* Start Data supplied *
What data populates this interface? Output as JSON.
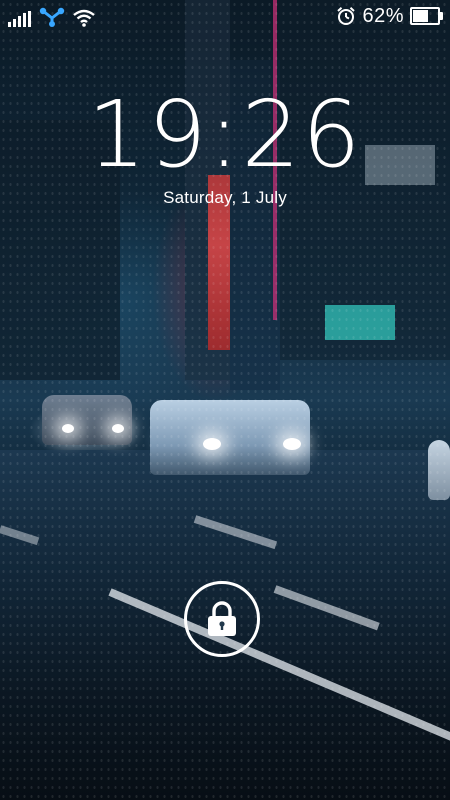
{
  "status_bar": {
    "battery_percent_text": "62%",
    "battery_level": 0.62,
    "icons": [
      "signal-bars-icon",
      "network-share-icon",
      "wifi-icon",
      "alarm-clock-icon",
      "battery-icon"
    ]
  },
  "lock_screen": {
    "time": "19:26",
    "date": "Saturday, 1 July",
    "unlock_icon": "padlock-icon"
  },
  "colors": {
    "text": "#ffffff",
    "share_icon": "#39a7ff"
  }
}
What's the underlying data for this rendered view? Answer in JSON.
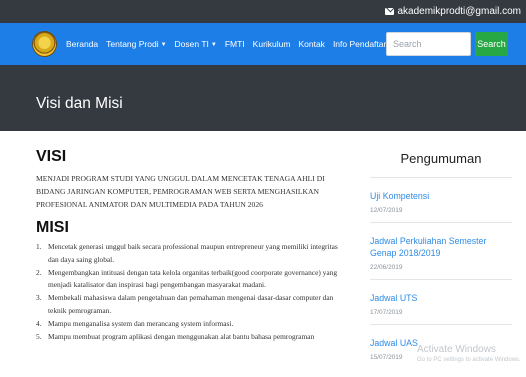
* End Data supplied *
-- Written problem --
From the listing, extract all text exactly as given and drop any picture.

-- Written reply --
What data populates this interface? Output as JSON.
{
  "status_bar": {
    "battery_percent_text": "62%",
    "battery_level": 0.62,
    "icons": [
      "signal-bars-icon",
      "network-share-icon",
      "wifi-icon",
      "alarm-clock-icon",
      "battery-icon"
    ]
  },
  "lock_screen": {
    "time": "19:26",
    "date": "Saturday, 1 July",
    "unlock_icon": "padlock-icon"
  },
  "colors": {
    "text": "#ffffff",
    "share_icon": "#39a7ff"
  }
}
What's the underlying data for this rendered view? Answer in JSON.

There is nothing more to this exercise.